WHAT NEEDS TO BE DONE: Copy out, word for word, the rows from the start of the rows through the line containing "column-2 (439, 88, 773, 1593)", both ends included.

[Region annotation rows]
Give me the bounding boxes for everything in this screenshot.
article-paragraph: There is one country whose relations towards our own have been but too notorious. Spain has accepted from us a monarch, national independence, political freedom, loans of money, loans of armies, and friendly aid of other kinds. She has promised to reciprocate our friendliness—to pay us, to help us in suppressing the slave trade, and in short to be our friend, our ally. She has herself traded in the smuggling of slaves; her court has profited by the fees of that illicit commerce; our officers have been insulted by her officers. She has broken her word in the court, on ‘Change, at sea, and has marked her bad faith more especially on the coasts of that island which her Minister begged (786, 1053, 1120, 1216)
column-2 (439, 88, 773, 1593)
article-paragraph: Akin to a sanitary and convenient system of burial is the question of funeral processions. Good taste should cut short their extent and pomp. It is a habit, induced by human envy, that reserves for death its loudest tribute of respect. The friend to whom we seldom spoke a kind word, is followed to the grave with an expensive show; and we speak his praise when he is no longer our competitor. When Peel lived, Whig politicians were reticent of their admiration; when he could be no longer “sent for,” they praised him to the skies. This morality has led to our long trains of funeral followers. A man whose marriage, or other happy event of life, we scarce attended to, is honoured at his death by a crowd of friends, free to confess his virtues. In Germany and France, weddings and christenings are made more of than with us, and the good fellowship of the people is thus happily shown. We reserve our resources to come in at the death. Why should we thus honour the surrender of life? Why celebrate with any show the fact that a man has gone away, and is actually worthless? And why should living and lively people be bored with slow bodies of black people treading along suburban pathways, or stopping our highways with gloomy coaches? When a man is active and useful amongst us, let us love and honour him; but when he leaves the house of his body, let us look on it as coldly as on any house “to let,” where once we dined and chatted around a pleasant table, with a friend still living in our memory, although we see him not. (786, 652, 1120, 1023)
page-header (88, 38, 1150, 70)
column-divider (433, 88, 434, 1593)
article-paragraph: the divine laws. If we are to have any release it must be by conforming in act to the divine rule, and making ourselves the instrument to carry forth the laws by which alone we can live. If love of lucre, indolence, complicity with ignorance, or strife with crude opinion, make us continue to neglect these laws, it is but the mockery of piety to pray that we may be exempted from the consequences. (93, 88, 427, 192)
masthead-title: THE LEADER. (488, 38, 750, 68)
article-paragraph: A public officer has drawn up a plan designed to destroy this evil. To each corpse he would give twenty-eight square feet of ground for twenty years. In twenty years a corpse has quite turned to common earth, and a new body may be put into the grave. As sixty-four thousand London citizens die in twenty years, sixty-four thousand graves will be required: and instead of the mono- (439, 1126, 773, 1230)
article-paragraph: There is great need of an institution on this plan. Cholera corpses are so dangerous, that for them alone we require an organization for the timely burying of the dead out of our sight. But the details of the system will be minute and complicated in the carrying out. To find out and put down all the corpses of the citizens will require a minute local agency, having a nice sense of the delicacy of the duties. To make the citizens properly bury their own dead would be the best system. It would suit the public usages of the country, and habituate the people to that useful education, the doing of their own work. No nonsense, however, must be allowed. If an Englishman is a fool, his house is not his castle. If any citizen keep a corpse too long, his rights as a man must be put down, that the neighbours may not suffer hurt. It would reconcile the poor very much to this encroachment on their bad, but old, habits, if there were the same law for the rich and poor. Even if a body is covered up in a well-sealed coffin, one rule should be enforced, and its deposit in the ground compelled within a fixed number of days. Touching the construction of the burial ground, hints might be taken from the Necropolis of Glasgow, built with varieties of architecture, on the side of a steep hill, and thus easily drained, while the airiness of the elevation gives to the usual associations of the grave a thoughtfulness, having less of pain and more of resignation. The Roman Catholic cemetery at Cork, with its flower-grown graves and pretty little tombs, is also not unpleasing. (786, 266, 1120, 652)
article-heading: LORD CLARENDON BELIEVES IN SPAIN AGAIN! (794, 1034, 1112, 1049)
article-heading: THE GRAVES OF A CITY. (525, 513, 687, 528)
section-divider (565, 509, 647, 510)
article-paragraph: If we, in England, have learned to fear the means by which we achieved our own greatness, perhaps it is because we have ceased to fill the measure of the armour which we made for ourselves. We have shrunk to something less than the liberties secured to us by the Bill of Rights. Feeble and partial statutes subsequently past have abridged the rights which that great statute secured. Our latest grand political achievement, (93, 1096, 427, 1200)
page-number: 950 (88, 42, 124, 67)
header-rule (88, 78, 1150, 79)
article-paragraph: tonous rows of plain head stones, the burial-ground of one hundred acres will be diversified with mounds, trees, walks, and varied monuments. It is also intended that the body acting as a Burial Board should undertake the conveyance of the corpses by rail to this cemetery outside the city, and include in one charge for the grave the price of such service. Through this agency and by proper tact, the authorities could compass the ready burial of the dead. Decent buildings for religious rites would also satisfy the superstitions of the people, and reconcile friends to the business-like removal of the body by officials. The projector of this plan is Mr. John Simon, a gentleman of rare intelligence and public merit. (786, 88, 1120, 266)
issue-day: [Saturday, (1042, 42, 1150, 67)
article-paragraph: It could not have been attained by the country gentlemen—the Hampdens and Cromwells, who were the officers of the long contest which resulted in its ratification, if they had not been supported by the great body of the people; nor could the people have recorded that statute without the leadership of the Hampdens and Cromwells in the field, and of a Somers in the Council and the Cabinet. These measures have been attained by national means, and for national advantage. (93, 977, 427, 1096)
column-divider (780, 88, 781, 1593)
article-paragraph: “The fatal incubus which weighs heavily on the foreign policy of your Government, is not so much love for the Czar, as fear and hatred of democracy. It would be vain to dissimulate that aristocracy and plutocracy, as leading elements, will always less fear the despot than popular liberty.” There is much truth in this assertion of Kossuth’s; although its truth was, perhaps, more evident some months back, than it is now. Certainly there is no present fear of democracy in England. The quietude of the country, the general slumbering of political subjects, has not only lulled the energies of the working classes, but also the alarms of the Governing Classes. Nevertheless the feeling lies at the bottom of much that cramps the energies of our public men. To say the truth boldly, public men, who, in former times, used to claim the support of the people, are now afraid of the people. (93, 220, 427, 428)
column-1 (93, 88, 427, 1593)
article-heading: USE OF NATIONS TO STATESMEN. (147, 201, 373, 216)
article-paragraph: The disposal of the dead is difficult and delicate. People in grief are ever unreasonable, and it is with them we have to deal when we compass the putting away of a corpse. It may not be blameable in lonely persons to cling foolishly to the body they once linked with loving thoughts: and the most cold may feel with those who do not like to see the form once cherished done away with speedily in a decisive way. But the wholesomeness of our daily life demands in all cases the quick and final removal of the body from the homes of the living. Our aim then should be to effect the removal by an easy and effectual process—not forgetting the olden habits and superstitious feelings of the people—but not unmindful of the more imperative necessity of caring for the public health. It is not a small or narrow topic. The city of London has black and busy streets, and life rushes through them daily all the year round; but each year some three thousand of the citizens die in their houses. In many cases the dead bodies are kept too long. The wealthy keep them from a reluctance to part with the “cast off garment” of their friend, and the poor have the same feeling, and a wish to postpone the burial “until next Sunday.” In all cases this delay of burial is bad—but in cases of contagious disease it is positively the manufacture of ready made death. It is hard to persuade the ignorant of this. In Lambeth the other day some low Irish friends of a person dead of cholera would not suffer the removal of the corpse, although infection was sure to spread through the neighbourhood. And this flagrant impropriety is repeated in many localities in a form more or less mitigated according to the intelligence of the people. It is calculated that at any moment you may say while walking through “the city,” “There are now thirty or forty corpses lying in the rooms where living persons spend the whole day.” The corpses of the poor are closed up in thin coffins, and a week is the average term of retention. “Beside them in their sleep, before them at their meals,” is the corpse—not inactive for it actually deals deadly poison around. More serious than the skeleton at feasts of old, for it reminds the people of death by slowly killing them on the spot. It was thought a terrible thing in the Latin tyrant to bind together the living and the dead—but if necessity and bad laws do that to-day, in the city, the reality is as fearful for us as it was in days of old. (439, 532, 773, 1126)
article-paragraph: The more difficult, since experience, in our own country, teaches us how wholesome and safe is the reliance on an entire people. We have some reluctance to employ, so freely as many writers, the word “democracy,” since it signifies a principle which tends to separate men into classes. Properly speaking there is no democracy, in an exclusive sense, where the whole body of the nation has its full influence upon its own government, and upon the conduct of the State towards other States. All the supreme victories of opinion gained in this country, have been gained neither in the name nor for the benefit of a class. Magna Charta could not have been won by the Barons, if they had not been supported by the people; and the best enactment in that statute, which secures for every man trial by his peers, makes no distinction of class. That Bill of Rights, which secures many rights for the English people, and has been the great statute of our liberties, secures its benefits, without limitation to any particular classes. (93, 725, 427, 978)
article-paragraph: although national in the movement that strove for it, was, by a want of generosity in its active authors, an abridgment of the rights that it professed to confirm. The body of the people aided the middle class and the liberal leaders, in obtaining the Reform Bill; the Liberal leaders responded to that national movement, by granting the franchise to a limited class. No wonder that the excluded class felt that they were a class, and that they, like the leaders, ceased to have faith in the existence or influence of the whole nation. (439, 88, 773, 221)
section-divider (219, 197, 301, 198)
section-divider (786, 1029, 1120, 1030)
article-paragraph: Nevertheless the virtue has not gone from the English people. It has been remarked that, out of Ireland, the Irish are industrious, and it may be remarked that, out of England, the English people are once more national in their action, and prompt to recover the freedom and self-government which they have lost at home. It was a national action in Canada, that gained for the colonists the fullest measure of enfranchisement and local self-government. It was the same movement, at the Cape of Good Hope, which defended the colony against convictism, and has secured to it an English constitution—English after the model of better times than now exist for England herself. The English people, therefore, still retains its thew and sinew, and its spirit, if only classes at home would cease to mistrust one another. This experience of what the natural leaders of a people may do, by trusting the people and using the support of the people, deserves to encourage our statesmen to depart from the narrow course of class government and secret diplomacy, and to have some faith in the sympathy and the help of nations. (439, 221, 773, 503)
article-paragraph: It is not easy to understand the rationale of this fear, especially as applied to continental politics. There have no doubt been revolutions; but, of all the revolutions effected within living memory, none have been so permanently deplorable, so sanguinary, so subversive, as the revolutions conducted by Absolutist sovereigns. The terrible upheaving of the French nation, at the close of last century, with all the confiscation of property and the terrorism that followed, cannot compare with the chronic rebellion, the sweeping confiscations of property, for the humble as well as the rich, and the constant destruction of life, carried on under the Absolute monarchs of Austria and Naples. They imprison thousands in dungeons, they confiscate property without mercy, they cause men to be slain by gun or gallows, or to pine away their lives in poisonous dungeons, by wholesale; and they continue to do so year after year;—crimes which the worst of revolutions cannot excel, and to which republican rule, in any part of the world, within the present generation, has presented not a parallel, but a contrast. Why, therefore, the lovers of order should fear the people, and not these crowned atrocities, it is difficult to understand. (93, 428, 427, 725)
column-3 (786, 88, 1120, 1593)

EXERCISE SOLUTION:
Give me the bounding boxes for everything in this screenshot.
article-paragraph: There is one country whose relations towards our own have been but too notorious. Spain has accepted from us a monarch, national independence, political freedom, loans of money, loans of armies, and friendly aid of other kinds. She has promised to reciprocate our friendliness—to pay us, to help us in suppressing the slave trade, and in short to be our friend, our ally. She has herself traded in the smuggling of slaves; her court has profited by the fees of that illicit commerce; our officers have been insulted by her officers. She has broken her word in the court, on ‘Change, at sea, and has marked her bad faith more especially on the coasts of that island which her Minister begged (786, 1053, 1120, 1216)
column-2 (439, 88, 773, 1593)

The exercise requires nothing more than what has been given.